Exercise directions ▸ Extract every record, keeping each one exactly as it is.
____
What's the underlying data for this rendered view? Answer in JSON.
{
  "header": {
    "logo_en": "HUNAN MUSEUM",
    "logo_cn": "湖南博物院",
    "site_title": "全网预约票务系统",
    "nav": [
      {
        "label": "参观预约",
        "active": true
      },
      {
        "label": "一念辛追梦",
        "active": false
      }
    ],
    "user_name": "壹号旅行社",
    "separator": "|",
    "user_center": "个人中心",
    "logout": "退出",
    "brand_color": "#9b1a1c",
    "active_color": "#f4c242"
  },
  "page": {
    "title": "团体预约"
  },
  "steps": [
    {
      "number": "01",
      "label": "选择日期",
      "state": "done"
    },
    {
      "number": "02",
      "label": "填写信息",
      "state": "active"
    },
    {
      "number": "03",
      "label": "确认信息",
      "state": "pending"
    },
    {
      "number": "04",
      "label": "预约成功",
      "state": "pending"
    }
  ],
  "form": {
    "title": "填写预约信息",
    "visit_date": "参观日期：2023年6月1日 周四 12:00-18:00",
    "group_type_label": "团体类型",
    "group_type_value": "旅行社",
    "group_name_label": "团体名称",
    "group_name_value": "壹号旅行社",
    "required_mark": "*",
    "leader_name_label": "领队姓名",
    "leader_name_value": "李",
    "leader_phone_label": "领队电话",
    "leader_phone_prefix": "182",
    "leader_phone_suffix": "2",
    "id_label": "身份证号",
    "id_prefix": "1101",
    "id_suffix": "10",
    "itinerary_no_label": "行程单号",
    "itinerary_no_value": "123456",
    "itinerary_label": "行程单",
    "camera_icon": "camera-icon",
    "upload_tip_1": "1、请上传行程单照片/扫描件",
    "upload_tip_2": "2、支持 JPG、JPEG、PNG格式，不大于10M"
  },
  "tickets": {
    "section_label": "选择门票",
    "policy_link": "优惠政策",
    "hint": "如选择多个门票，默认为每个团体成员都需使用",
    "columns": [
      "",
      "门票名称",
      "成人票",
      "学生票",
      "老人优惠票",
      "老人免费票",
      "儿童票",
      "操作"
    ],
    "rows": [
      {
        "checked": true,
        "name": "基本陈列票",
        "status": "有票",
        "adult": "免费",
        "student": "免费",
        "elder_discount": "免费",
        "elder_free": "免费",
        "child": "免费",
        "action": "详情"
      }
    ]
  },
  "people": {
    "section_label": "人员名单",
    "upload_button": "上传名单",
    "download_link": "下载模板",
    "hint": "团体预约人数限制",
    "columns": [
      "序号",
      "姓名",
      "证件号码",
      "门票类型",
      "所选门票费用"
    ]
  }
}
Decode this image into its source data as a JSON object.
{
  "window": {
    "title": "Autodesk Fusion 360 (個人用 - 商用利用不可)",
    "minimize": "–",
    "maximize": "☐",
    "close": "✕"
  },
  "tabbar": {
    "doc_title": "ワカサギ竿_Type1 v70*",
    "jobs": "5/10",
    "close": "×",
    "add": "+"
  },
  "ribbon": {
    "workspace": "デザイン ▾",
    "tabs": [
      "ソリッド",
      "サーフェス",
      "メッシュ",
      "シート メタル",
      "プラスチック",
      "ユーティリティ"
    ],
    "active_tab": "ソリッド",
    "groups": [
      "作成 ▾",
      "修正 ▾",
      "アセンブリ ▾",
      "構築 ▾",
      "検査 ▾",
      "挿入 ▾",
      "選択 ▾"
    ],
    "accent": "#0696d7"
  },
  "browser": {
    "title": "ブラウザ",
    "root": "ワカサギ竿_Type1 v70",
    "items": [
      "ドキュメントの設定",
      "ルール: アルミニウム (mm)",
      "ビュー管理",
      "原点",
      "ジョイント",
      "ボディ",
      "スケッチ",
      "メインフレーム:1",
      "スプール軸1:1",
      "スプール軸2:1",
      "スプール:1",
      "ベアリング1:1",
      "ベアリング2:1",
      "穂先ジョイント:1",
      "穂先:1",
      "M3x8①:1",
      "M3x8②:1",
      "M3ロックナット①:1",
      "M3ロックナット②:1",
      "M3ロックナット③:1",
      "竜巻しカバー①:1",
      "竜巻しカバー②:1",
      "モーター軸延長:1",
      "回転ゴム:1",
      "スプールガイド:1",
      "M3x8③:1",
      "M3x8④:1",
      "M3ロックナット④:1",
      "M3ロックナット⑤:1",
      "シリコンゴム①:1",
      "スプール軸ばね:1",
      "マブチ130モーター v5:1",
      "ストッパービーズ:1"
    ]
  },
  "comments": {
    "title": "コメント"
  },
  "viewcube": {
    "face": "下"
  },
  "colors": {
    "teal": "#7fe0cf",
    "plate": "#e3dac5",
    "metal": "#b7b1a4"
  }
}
____
Correct response ▸
What's the underlying data for this rendered view? Answer in JSON.
{
  "header": {
    "logo_en": "HUNAN MUSEUM",
    "logo_cn": "湖南博物院",
    "site_title": "全网预约票务系统",
    "nav": [
      {
        "label": "参观预约",
        "active": true
      },
      {
        "label": "一念辛追梦",
        "active": false
      }
    ],
    "user_name": "壹号旅行社",
    "separator": "|",
    "user_center": "个人中心",
    "logout": "退出",
    "brand_color": "#9b1a1c",
    "active_color": "#f4c242"
  },
  "page": {
    "title": "团体预约"
  },
  "steps": [
    {
      "number": "01",
      "label": "选择日期",
      "state": "done"
    },
    {
      "number": "02",
      "label": "填写信息",
      "state": "active"
    },
    {
      "number": "03",
      "label": "确认信息",
      "state": "pending"
    },
    {
      "number": "04",
      "label": "预约成功",
      "state": "pending"
    }
  ],
  "form": {
    "title": "填写预约信息",
    "visit_date": "参观日期：2023年6月1日 周四 12:00-18:00",
    "group_type_label": "团体类型",
    "group_type_value": "旅行社",
    "group_name_label": "团体名称",
    "group_name_value": "壹号旅行社",
    "required_mark": "*",
    "leader_name_label": "领队姓名",
    "leader_name_value": "李",
    "leader_phone_label": "领队电话",
    "leader_phone_prefix": "182",
    "leader_phone_suffix": "2",
    "id_label": "身份证号",
    "id_prefix": "1101",
    "id_suffix": "10",
    "itinerary_no_label": "行程单号",
    "itinerary_no_value": "123456",
    "itinerary_label": "行程单",
    "camera_icon": "camera-icon",
    "upload_tip_1": "1、请上传行程单照片/扫描件",
    "upload_tip_2": "2、支持 JPG、JPEG、PNG格式，不大于10M"
  },
  "tickets": {
    "section_label": "选择门票",
    "policy_link": "优惠政策",
    "hint": "如选择多个门票，默认为每个团体成员都需使用",
    "columns": [
      "",
      "门票名称",
      "成人票",
      "学生票",
      "老人优惠票",
      "老人免费票",
      "儿童票",
      "操作"
    ],
    "rows": [
      {
        "checked": true,
        "name": "基本陈列票",
        "status": "有票",
        "adult": "免费",
        "student": "免费",
        "elder_discount": "免费",
        "elder_free": "免费",
        "child": "免费",
        "action": "详情"
      }
    ]
  },
  "people": {
    "section_label": "人员名单",
    "upload_button": "上传名单",
    "download_link": "下载模板",
    "hint": "团体预约人数限制",
    "columns": [
      "序号",
      "姓名",
      "证件号码",
      "门票类型",
      "所选门票费用"
    ]
  }
}
Decode this image into its source data as a JSON object.
{
  "window": {
    "title": "Autodesk Fusion 360 (個人用 - 商用利用不可)",
    "minimize": "–",
    "maximize": "☐",
    "close": "✕"
  },
  "tabbar": {
    "doc_title": "ワカサギ竿_Type1 v70*",
    "jobs": "5/10",
    "close": "×",
    "add": "+"
  },
  "ribbon": {
    "workspace": "デザイン ▾",
    "tabs": [
      "ソリッド",
      "サーフェス",
      "メッシュ",
      "シート メタル",
      "プラスチック",
      "ユーティリティ"
    ],
    "active_tab": "ソリッド",
    "groups": [
      "作成 ▾",
      "修正 ▾",
      "アセンブリ ▾",
      "構築 ▾",
      "検査 ▾",
      "挿入 ▾",
      "選択 ▾"
    ],
    "accent": "#0696d7"
  },
  "browser": {
    "title": "ブラウザ",
    "root": "ワカサギ竿_Type1 v70",
    "items": [
      "ドキュメントの設定",
      "ルール: アルミニウム (mm)",
      "ビュー管理",
      "原点",
      "ジョイント",
      "ボディ",
      "スケッチ",
      "メインフレーム:1",
      "スプール軸1:1",
      "スプール軸2:1",
      "スプール:1",
      "ベアリング1:1",
      "ベアリング2:1",
      "穂先ジョイント:1",
      "穂先:1",
      "M3x8①:1",
      "M3x8②:1",
      "M3ロックナット①:1",
      "M3ロックナット②:1",
      "M3ロックナット③:1",
      "竜巻しカバー①:1",
      "竜巻しカバー②:1",
      "モーター軸延長:1",
      "回転ゴム:1",
      "スプールガイド:1",
      "M3x8③:1",
      "M3x8④:1",
      "M3ロックナット④:1",
      "M3ロックナット⑤:1",
      "シリコンゴム①:1",
      "スプール軸ばね:1",
      "マブチ130モーター v5:1",
      "ストッパービーズ:1"
    ]
  },
  "comments": {
    "title": "コメント"
  },
  "viewcube": {
    "face": "下"
  },
  "colors": {
    "teal": "#7fe0cf",
    "plate": "#e3dac5",
    "metal": "#b7b1a4"
  }
}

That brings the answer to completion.